**SET PROBLEM:** The data below should be restated word for word, with every picture omitted.

**DATA:**
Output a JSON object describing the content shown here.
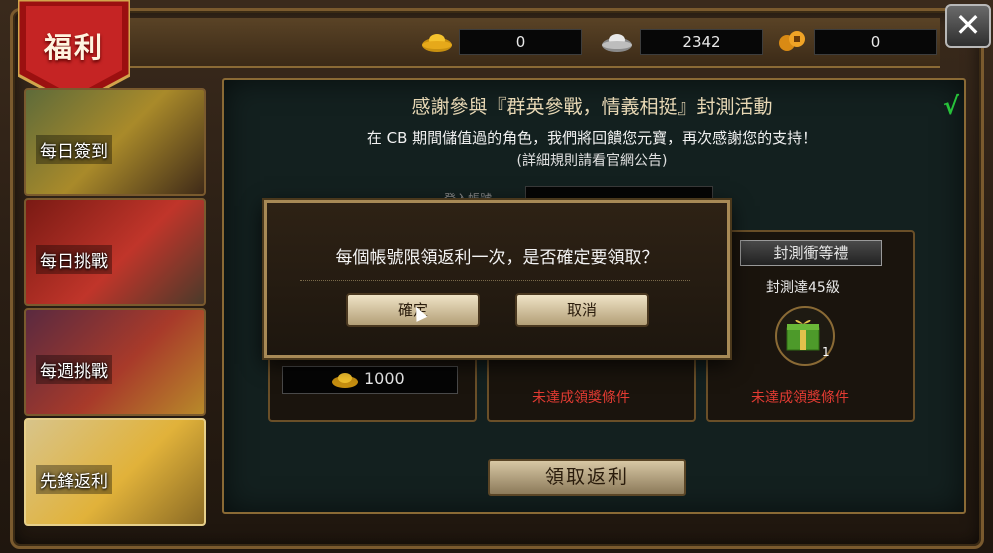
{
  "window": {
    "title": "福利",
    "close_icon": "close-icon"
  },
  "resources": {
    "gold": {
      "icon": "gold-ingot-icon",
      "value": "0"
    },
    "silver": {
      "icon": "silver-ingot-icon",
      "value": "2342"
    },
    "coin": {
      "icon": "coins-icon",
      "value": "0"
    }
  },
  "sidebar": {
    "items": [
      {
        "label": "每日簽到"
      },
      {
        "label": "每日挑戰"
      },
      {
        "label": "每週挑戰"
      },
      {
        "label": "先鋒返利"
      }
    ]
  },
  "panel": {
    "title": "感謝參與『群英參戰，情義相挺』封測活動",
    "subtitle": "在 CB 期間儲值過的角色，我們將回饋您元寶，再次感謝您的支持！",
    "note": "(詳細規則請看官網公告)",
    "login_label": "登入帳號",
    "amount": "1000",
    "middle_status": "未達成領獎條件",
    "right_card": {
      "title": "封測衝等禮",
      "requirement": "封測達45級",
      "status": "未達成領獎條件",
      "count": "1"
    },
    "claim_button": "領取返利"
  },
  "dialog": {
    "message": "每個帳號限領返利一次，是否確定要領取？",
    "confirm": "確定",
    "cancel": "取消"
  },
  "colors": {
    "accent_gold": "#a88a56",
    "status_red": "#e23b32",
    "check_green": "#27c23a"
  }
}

**SOLUTION TO THIS TASK:**
Output a JSON object describing the content shown here.
{
  "window": {
    "title": "福利",
    "close_icon": "close-icon"
  },
  "resources": {
    "gold": {
      "icon": "gold-ingot-icon",
      "value": "0"
    },
    "silver": {
      "icon": "silver-ingot-icon",
      "value": "2342"
    },
    "coin": {
      "icon": "coins-icon",
      "value": "0"
    }
  },
  "sidebar": {
    "items": [
      {
        "label": "每日簽到"
      },
      {
        "label": "每日挑戰"
      },
      {
        "label": "每週挑戰"
      },
      {
        "label": "先鋒返利"
      }
    ]
  },
  "panel": {
    "title": "感謝參與『群英參戰，情義相挺』封測活動",
    "subtitle": "在 CB 期間儲值過的角色，我們將回饋您元寶，再次感謝您的支持！",
    "note": "(詳細規則請看官網公告)",
    "login_label": "登入帳號",
    "amount": "1000",
    "middle_status": "未達成領獎條件",
    "right_card": {
      "title": "封測衝等禮",
      "requirement": "封測達45級",
      "status": "未達成領獎條件",
      "count": "1"
    },
    "claim_button": "領取返利"
  },
  "dialog": {
    "message": "每個帳號限領返利一次，是否確定要領取？",
    "confirm": "確定",
    "cancel": "取消"
  },
  "colors": {
    "accent_gold": "#a88a56",
    "status_red": "#e23b32",
    "check_green": "#27c23a"
  }
}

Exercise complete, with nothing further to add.